## Records to use
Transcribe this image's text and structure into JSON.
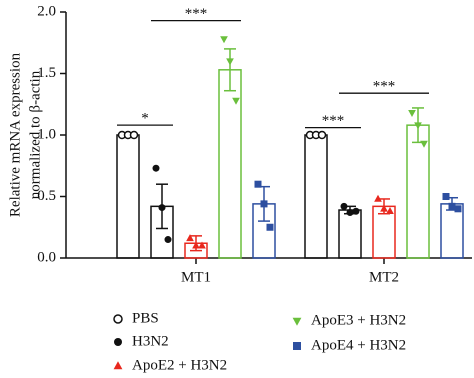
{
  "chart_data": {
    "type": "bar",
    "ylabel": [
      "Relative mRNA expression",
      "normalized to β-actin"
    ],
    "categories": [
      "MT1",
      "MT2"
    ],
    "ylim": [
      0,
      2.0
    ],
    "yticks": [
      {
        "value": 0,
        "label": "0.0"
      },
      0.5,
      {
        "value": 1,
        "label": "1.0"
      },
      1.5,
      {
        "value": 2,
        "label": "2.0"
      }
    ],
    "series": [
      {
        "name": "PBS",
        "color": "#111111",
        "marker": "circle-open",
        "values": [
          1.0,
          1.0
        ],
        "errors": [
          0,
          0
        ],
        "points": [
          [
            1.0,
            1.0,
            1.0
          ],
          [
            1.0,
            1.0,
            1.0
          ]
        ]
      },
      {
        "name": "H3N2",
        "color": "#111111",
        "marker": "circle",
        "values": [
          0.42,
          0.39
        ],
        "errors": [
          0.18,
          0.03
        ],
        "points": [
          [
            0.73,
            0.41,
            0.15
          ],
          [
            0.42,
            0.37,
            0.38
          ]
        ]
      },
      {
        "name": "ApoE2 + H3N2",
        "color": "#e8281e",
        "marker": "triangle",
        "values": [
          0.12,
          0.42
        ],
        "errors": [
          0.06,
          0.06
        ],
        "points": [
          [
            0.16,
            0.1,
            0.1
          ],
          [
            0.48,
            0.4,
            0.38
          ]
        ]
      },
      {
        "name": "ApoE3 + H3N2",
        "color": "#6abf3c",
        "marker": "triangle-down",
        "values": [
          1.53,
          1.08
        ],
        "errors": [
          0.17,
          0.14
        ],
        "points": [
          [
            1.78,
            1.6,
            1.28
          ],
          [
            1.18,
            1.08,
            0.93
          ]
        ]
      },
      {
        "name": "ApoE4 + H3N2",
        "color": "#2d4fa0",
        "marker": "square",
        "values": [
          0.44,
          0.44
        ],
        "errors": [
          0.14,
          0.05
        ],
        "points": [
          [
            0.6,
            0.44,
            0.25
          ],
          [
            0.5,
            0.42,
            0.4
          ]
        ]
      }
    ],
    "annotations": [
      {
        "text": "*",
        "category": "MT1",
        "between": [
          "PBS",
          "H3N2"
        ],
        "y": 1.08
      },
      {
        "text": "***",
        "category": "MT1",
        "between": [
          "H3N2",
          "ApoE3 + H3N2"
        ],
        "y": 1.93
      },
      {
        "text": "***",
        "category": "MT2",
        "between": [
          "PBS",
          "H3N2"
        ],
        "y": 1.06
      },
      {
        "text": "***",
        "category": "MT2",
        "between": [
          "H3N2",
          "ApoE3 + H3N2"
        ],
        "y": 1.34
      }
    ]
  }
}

...

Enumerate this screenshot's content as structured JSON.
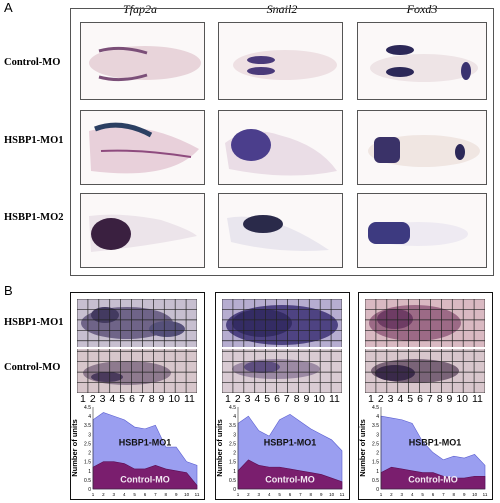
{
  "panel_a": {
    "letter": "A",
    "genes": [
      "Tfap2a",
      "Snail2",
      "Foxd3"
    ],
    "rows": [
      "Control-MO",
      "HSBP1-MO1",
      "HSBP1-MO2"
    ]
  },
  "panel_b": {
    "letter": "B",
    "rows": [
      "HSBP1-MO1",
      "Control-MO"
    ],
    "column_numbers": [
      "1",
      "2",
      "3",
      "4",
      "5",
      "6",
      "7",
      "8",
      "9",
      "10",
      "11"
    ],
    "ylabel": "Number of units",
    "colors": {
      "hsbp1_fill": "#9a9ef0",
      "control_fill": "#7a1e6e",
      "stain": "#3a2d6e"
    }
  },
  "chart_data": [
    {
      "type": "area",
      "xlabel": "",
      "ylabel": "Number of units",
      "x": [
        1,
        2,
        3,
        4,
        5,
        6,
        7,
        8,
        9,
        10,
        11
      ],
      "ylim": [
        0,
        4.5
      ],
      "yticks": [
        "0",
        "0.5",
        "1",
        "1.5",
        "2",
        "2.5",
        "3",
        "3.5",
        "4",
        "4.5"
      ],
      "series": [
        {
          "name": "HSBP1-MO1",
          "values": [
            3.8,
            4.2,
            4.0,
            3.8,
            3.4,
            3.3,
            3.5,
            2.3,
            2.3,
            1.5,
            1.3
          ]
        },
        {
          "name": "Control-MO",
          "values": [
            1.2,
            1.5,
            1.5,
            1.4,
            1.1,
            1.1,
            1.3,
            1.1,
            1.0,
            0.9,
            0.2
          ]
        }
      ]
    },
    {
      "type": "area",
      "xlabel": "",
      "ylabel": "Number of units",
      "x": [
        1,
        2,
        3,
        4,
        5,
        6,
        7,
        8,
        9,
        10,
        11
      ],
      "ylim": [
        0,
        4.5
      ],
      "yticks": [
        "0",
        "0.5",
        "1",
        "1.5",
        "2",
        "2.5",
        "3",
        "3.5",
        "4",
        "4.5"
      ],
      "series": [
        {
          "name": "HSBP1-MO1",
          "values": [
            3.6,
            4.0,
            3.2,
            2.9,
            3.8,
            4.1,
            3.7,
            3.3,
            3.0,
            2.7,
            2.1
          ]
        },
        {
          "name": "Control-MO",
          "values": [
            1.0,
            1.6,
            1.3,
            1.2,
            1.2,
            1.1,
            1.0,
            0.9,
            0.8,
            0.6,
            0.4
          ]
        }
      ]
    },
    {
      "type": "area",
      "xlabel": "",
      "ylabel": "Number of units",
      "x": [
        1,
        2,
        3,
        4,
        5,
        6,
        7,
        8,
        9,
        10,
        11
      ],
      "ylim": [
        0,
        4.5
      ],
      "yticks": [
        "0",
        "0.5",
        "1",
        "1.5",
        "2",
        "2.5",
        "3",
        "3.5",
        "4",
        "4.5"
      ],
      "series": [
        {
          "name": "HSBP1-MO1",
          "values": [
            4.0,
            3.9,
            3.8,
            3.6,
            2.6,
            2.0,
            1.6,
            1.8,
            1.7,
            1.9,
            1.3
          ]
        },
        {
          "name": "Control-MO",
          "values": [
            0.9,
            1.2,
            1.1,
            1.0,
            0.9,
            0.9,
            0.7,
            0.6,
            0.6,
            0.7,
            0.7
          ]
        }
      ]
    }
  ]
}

---

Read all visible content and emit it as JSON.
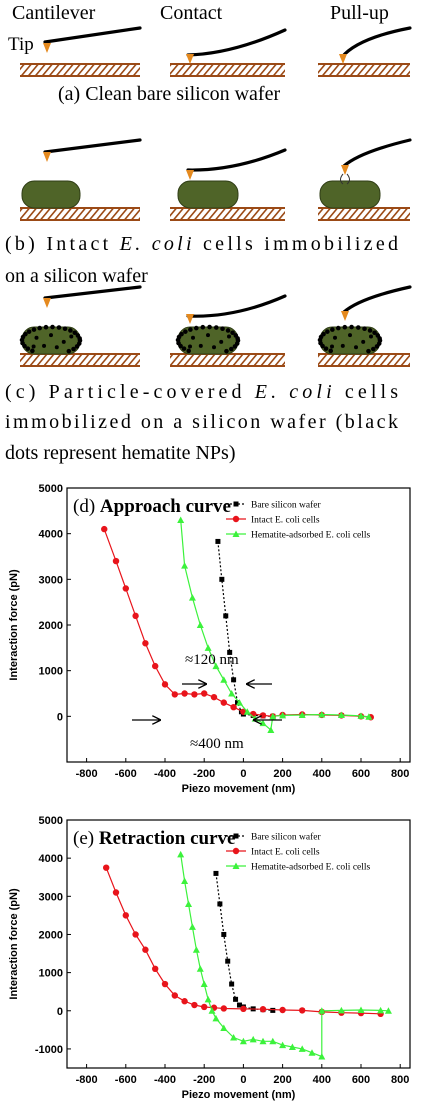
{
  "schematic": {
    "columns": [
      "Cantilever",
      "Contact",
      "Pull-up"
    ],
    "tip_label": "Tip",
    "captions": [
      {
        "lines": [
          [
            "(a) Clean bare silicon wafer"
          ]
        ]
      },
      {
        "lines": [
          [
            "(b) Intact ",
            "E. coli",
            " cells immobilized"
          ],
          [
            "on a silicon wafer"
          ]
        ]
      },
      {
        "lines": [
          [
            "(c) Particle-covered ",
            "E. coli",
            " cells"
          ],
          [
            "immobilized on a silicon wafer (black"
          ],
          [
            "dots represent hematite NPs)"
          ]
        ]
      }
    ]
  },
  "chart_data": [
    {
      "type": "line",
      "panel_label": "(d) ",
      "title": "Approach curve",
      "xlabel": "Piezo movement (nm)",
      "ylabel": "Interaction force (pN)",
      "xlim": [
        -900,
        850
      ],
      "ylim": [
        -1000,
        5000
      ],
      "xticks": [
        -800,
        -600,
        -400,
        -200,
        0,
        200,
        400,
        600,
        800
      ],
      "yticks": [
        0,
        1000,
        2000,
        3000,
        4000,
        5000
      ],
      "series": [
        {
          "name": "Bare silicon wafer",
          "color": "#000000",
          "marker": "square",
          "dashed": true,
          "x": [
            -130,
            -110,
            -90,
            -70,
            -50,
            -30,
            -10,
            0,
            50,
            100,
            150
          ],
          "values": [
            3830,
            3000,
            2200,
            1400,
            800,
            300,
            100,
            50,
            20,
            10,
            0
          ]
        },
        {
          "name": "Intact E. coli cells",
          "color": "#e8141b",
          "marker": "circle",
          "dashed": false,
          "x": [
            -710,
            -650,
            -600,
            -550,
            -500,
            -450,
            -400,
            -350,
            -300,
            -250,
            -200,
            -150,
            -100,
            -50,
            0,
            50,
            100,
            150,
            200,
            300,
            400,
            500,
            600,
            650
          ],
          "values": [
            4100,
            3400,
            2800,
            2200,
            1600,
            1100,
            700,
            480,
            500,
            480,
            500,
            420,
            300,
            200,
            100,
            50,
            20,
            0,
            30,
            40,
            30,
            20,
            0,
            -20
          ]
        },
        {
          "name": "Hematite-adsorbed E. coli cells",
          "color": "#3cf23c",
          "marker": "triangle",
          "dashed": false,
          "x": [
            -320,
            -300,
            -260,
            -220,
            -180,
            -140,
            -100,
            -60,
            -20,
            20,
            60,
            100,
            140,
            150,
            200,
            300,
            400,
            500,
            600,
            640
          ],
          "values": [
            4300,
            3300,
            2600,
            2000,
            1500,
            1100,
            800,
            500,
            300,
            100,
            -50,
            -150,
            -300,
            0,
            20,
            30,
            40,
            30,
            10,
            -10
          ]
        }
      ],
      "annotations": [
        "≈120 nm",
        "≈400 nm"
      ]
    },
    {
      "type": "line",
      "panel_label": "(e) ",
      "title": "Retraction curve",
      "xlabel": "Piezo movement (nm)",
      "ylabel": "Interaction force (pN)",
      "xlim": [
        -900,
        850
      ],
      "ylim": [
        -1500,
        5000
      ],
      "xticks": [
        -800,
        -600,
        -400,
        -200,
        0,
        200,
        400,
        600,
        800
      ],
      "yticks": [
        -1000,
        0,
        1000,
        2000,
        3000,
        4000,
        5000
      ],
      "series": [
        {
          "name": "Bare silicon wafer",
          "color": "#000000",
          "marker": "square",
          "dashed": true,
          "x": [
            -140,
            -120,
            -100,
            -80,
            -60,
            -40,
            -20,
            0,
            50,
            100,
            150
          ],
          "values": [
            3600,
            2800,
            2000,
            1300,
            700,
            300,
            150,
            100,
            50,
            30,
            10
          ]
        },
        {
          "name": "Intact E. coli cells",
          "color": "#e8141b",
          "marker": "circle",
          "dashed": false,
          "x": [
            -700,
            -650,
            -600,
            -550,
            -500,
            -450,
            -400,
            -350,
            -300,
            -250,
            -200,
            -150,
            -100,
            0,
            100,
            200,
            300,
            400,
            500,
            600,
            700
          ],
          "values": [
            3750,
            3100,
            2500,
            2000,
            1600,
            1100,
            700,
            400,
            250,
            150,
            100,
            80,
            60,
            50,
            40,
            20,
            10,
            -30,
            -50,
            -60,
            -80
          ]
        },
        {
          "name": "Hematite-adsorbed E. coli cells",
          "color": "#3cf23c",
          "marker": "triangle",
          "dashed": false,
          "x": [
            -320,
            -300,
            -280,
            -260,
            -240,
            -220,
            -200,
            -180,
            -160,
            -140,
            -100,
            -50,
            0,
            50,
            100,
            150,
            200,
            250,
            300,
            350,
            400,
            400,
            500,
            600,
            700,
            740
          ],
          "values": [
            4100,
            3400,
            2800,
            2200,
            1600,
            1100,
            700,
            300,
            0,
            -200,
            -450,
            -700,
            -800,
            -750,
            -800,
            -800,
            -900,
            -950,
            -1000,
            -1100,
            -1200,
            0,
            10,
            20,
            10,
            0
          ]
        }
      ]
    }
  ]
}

## Description of the task
Show me all lines in the records that contain "immobilized".

## Solution for this problem
            " cells immobilized"
            "immobilized on a silicon wafer (black"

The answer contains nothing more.